■ **Tujuan A**
Ekstrak bagian teks tentang Muhammadiyah dan politik yang dimulai dari "Bagi Muhammadiyah, politik hanya sarana" dan berakhir pada "Parmusi dan PAN.", tanpa mengubah satu kata pun.

■ **Teks Sumber**
-------
Seperti tahun-tahun politik sebelumnya, Muhammadiyah konsisten untuk tetap menjadi organisasi dakwah dan sosial. Riuhnya politik membuat organisasi ini bergeming. Bagi Muhammadiyah, politik hanya jalan kecil dari luasnya peran dakwah. Deklarasi capres yang menghebohkan tidak mengusik sedikitpun para pimpinan Muhammadiyah. Mereka lebih sibuk meresmikan lembaga amal usaha di berbagai daerah, dalam dan luar negeri. Sembari mempersiapkan Muktamar yang perhelatannya tidak lama lagi.
Bagi Muhammadiyah, politik hanya sarana amar ma’ruf nahyi mungkar agar peta jalan bangsa dan negara tetap di atas koridor kesepakatan founding fathers. Politik praktis dan bagi-bagi jabatan yang kini marak hanya dilihat sebagai upaya mengerdilkan kelompok dan diri sendiri. Tentu, Muhammadiyah sebagai ormas besar tidak akan melakukan itu. Sebab, bagi mereka, politik hanya menjadi sebuah wasilah dari lebar dan majemuknya jalan dakwah dan sosial.
Meski tidak berpolitik praktis, Syafi’i Ma’arif menyebut Muhammadiyah tidak kaku dalam menjaga hubungan politik dengan pihak manapun. Bahkan, tokoh-tokoh Muhammadiyah memprakarsai kelahiran sejumlah partai dalam sejarah politik Indonesia, seperti PII, Masyumi, Parmusi dan PAN.
Menjaga jarak dengan politik bukan berarti apolitis. H. Agus Salim pernah menggagas agar Muhammadiyah menjadi partai politik pada 1918. Namun, usulan itu dipatahkan oleh KH. Ahmad Dahlan dengan pertimbangan pada saat itu pembentukan partai politik tidak sesuai dengan Islam yang ditawarkan Muhammadiyah. Selain, pertimbangan lainnya sebagian besar umat pada saat itu belum memadai.
-------
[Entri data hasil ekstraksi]
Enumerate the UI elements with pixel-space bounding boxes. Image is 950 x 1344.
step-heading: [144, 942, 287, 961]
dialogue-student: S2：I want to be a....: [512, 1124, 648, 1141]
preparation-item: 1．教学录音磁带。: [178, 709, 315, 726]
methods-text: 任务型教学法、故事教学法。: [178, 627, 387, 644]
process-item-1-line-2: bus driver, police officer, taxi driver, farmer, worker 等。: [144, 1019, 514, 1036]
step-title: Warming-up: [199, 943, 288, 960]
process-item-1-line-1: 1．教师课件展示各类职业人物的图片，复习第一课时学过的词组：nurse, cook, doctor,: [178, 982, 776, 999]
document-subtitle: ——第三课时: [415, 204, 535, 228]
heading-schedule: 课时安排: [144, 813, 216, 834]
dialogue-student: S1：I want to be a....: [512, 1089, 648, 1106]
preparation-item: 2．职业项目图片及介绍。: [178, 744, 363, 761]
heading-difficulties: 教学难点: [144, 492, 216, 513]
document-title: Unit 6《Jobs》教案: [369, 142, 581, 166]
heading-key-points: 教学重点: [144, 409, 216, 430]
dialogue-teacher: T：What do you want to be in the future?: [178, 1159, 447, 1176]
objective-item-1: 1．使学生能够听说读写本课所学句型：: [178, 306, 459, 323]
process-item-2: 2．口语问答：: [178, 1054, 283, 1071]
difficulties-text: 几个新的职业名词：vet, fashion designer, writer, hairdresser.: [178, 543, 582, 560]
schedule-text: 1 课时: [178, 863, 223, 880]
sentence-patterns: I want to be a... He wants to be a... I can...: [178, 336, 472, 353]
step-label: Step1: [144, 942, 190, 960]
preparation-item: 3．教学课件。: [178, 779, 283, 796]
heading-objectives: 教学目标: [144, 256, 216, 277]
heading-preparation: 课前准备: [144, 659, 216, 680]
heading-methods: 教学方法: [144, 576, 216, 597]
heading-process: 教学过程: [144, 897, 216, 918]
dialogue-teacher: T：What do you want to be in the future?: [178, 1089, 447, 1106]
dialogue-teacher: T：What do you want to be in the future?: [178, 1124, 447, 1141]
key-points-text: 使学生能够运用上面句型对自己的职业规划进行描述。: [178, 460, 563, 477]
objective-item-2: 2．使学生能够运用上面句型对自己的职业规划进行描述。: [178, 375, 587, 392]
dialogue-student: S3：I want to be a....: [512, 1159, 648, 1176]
-------
■ **Tujuan B**
Salin persis baris-baris catatan mulai dari awal catatan dan berakhir pada baris yang memuat "preparation-item: 1．教学录音磁带。: [178, 709, 315, 726]", termasuk baris tersebut.

■ **Hasil Tugas A**
Bagi Muhammadiyah, politik hanya sarana amar ma’ruf nahyi mungkar agar peta jalan bangsa dan negara tetap di atas koridor kesepakatan founding fathers. Politik praktis dan bagi-bagi jabatan yang kini marak hanya dilihat sebagai upaya mengerdilkan kelompok dan diri sendiri. Tentu, Muhammadiyah sebagai ormas besar tidak akan melakukan itu. Sebab, bagi mereka, politik hanya menjadi sebuah wasilah dari lebar dan majemuknya jalan dakwah dan sosial.
Meski tidak berpolitik praktis, Syafi’i Ma’arif menyebut Muhammadiyah tidak kaku dalam menjaga hubungan politik dengan pihak manapun. Bahkan, tokoh-tokoh Muhammadiyah memprakarsai kelahiran sejumlah partai dalam sejarah politik Indonesia, seperti PII, Masyumi, Parmusi dan PAN.

■ **Hasil Tugas B**
Enumerate the UI elements with pixel-space bounding boxes. Image is 950 x 1344.
step-heading: [144, 942, 287, 961]
dialogue-student: S2：I want to be a....: [512, 1124, 648, 1141]
preparation-item: 1．教学录音磁带。: [178, 709, 315, 726]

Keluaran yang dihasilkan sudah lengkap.